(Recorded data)
####
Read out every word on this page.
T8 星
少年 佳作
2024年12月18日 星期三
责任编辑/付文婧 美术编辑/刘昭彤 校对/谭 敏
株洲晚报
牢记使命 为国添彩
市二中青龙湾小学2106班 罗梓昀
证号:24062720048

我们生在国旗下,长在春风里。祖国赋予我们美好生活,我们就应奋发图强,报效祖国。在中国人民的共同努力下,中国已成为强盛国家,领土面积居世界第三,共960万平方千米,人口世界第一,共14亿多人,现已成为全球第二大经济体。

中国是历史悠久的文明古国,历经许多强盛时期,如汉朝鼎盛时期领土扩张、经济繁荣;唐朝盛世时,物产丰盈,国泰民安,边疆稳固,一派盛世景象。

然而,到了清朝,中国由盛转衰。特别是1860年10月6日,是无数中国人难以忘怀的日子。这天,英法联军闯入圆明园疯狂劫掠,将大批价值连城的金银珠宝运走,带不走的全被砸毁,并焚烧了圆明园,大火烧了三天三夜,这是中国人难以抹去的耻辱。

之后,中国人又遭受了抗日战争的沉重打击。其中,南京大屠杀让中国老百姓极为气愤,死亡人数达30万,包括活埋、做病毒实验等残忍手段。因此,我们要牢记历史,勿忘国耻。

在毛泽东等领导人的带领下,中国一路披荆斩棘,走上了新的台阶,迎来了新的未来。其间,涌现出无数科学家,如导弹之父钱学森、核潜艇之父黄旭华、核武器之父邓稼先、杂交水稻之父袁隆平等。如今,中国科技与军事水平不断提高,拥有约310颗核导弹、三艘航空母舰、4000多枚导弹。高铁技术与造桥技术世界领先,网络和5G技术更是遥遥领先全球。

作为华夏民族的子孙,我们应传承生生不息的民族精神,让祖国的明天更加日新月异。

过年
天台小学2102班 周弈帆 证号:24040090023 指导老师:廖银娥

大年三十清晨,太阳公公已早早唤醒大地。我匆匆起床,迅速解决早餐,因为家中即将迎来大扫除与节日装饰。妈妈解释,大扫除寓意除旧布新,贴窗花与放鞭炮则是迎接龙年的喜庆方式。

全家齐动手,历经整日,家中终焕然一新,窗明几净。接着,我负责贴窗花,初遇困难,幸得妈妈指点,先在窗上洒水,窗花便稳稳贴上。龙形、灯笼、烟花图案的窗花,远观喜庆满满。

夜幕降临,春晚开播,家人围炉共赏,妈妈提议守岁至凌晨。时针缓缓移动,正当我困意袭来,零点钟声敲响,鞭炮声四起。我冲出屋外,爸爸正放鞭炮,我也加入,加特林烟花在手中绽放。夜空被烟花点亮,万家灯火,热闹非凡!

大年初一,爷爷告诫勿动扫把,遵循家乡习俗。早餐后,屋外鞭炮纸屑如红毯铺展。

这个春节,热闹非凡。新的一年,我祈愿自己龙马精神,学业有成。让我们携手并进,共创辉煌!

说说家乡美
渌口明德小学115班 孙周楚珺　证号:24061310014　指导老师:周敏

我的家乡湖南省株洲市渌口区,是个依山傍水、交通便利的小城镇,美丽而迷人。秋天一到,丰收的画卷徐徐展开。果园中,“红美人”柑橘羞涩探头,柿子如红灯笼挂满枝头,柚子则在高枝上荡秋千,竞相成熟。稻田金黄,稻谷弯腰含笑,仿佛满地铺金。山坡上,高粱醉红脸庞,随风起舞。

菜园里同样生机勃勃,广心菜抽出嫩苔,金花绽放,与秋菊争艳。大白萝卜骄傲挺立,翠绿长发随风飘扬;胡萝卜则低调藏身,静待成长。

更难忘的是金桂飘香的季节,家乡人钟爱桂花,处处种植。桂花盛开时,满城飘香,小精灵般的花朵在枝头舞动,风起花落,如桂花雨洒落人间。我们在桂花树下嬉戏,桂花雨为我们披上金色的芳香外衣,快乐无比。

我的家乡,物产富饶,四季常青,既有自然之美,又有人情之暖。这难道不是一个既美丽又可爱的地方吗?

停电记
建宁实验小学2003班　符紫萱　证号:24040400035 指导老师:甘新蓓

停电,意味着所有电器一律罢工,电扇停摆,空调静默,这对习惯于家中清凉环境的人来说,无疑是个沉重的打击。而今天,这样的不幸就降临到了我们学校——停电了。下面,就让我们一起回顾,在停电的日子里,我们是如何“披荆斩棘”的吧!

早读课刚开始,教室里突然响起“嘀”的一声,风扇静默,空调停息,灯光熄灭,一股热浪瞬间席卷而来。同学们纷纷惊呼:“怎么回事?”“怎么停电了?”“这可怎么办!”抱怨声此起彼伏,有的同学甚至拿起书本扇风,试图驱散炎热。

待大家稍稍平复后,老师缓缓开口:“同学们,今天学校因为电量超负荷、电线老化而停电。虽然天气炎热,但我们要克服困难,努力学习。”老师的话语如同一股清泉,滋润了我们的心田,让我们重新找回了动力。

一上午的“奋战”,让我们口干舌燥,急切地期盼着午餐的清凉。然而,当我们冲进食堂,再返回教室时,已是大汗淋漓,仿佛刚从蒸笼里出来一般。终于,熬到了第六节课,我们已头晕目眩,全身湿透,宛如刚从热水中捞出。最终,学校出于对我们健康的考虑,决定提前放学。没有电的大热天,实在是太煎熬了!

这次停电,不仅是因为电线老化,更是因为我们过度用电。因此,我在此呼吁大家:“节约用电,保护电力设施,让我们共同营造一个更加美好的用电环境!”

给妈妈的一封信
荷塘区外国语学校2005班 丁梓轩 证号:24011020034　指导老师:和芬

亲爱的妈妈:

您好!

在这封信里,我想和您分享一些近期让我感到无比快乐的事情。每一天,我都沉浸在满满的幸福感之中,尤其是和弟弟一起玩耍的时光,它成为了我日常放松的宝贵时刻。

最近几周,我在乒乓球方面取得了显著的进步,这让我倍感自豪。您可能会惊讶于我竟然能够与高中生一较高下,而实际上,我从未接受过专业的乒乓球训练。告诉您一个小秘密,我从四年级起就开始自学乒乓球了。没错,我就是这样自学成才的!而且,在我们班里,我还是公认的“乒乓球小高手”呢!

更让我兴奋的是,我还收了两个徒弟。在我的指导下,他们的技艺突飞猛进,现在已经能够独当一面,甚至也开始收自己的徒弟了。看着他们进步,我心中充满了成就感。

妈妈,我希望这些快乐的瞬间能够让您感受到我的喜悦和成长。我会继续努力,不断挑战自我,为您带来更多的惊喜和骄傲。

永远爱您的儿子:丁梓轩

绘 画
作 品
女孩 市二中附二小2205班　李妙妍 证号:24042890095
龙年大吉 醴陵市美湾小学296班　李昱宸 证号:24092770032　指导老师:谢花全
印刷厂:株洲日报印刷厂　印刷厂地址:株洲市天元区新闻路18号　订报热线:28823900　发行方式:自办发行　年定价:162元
####
§ **Written request**
Using the records above, say how many lines include the string "热闹非凡". Only the number is wanted.

§ **Completed task**
2